Entries from a dataset:

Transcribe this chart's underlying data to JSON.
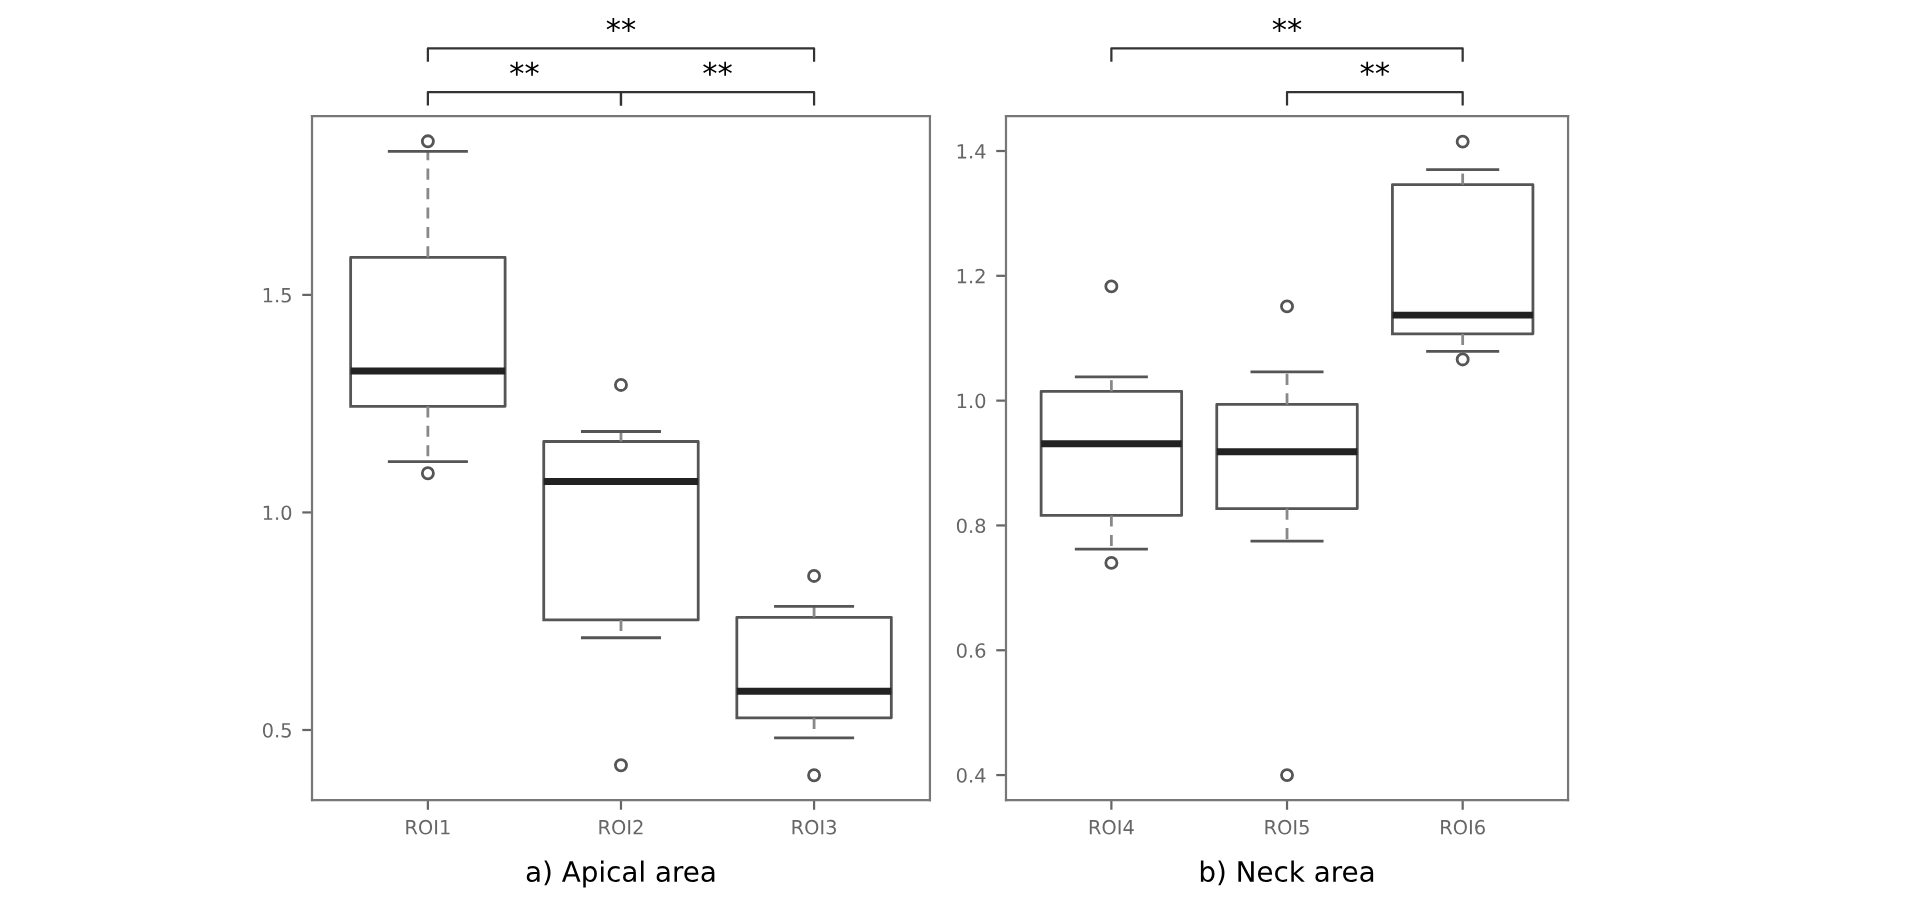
{
  "chart_data": [
    {
      "type": "box",
      "xlabel": "a) Apical area",
      "categories": [
        "ROI1",
        "ROI2",
        "ROI3"
      ],
      "boxes": [
        {
          "low": 1.117,
          "q1": 1.244,
          "median": 1.325,
          "q3": 1.586,
          "high": 1.83,
          "outliers": [
            1.853,
            1.09
          ]
        },
        {
          "low": 0.712,
          "q1": 0.753,
          "median": 1.071,
          "q3": 1.163,
          "high": 1.186,
          "outliers": [
            1.293,
            0.419
          ]
        },
        {
          "low": 0.482,
          "q1": 0.528,
          "median": 0.589,
          "q3": 0.759,
          "high": 0.784,
          "outliers": [
            0.854,
            0.396
          ]
        }
      ],
      "ylim": [
        0.339,
        1.911
      ],
      "yticks": [
        0.5,
        {
          "value": 1,
          "label": "1.0"
        },
        1.5
      ],
      "grid": false,
      "annotations": [
        "**",
        "**",
        "**"
      ]
    },
    {
      "type": "box",
      "xlabel": "b) Neck area",
      "categories": [
        "ROI4",
        "ROI5",
        "ROI6"
      ],
      "boxes": [
        {
          "low": 0.762,
          "q1": 0.816,
          "median": 0.931,
          "q3": 1.015,
          "high": 1.038,
          "outliers": [
            1.183,
            0.74
          ]
        },
        {
          "low": 0.775,
          "q1": 0.827,
          "median": 0.918,
          "q3": 0.994,
          "high": 1.046,
          "outliers": [
            1.151,
            0.4
          ]
        },
        {
          "low": 1.079,
          "q1": 1.107,
          "median": 1.137,
          "q3": 1.346,
          "high": 1.37,
          "outliers": [
            1.415,
            1.066
          ]
        }
      ],
      "ylim": [
        0.36,
        1.456
      ],
      "yticks": [
        0.4,
        0.6,
        0.8,
        {
          "value": 1,
          "label": "1.0"
        },
        1.2,
        1.4
      ],
      "grid": false,
      "annotations": [
        "**",
        "**"
      ]
    }
  ]
}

**Given task:** Identify all lines where the word "area" shows up. Copy them.

**Answer to this task:**
      "xlabel": "a) Apical area",
      "xlabel": "b) Neck area",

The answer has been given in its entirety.